= WRITTEN INSTRUCTION =
Retype each line of the material exactly, please, skipping any picture in it.

= Structured figure records =
* * * * *

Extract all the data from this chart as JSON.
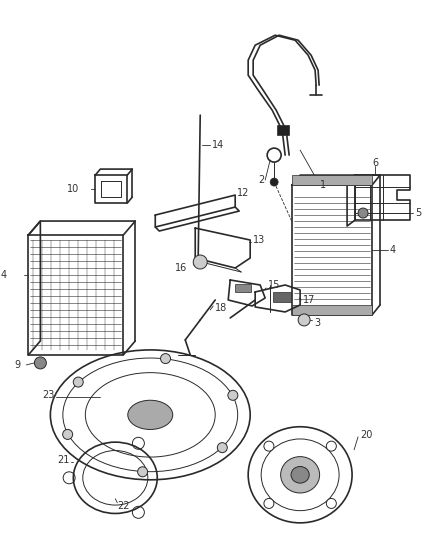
{
  "bg_color": "#ffffff",
  "fig_width": 4.38,
  "fig_height": 5.33,
  "dpi": 100,
  "line_color": "#2a2a2a",
  "label_color": "#333333",
  "font_size": 7.0
}
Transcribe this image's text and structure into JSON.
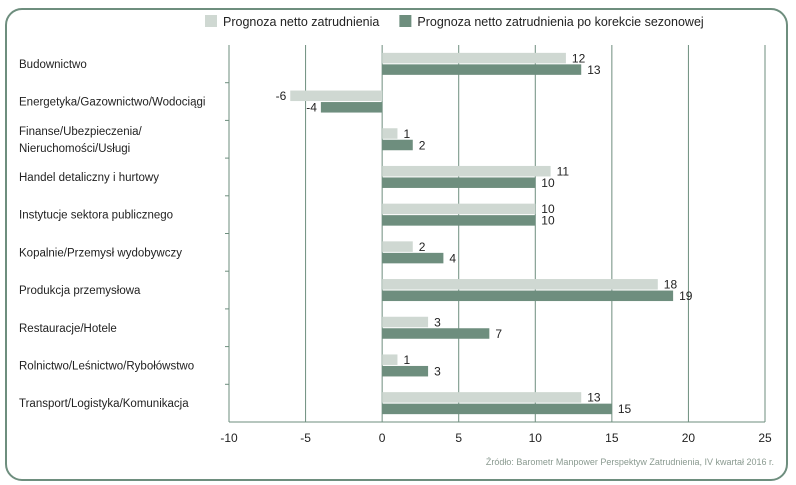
{
  "chart_data": {
    "type": "bar",
    "orientation": "horizontal",
    "categories": [
      "Budownictwo",
      "Energetyka/Gazownictwo/Wodociągi",
      "Finanse/Ubezpieczenia/\nNieruchomości/Usługi",
      "Handel detaliczny i hurtowy",
      "Instytucje sektora publicznego",
      "Kopalnie/Przemysł wydobywczy",
      "Produkcja przemysłowa",
      "Restauracje/Hotele",
      "Rolnictwo/Leśnictwo/Rybołówstwo",
      "Transport/Logistyka/Komunikacja"
    ],
    "series": [
      {
        "name": "Prognoza netto zatrudnienia",
        "color": "#cfd8d2",
        "values": [
          12,
          -6,
          1,
          11,
          10,
          2,
          18,
          3,
          1,
          13
        ]
      },
      {
        "name": "Prognoza netto zatrudnienia po korekcie sezonowej",
        "color": "#6e8e7e",
        "values": [
          13,
          -4,
          2,
          10,
          10,
          4,
          19,
          7,
          3,
          15
        ]
      }
    ],
    "xlim": [
      -10,
      25
    ],
    "xticks": [
      -10,
      -5,
      0,
      5,
      10,
      15,
      20,
      25
    ],
    "legend_position": "top",
    "grid": "vertical"
  },
  "source": "Źródło: Barometr Manpower Perspektyw Zatrudnienia, IV kwartał 2016 r.",
  "colors": {
    "frame": "#6e8e7e",
    "grid": "#6e8e7e",
    "text": "#222222"
  }
}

* * * * *

= OUTPUT FOR THIS TASK =
Extract all the data from this chart as JSON.
{
  "bg_color": "#ffffff",
  "fig_width": 4.38,
  "fig_height": 5.33,
  "dpi": 100,
  "line_color": "#2a2a2a",
  "label_color": "#333333",
  "font_size": 7.0
}
Transcribe this image's text and structure into JSON.
{
  "chart_data": {
    "type": "bar",
    "orientation": "horizontal",
    "categories": [
      "Budownictwo",
      "Energetyka/Gazownictwo/Wodociągi",
      "Finanse/Ubezpieczenia/\nNieruchomości/Usługi",
      "Handel detaliczny i hurtowy",
      "Instytucje sektora publicznego",
      "Kopalnie/Przemysł wydobywczy",
      "Produkcja przemysłowa",
      "Restauracje/Hotele",
      "Rolnictwo/Leśnictwo/Rybołówstwo",
      "Transport/Logistyka/Komunikacja"
    ],
    "series": [
      {
        "name": "Prognoza netto zatrudnienia",
        "color": "#cfd8d2",
        "values": [
          12,
          -6,
          1,
          11,
          10,
          2,
          18,
          3,
          1,
          13
        ]
      },
      {
        "name": "Prognoza netto zatrudnienia po korekcie sezonowej",
        "color": "#6e8e7e",
        "values": [
          13,
          -4,
          2,
          10,
          10,
          4,
          19,
          7,
          3,
          15
        ]
      }
    ],
    "xlim": [
      -10,
      25
    ],
    "xticks": [
      -10,
      -5,
      0,
      5,
      10,
      15,
      20,
      25
    ],
    "legend_position": "top",
    "grid": "vertical"
  },
  "source": "Źródło: Barometr Manpower Perspektyw Zatrudnienia, IV kwartał 2016 r.",
  "colors": {
    "frame": "#6e8e7e",
    "grid": "#6e8e7e",
    "text": "#222222"
  }
}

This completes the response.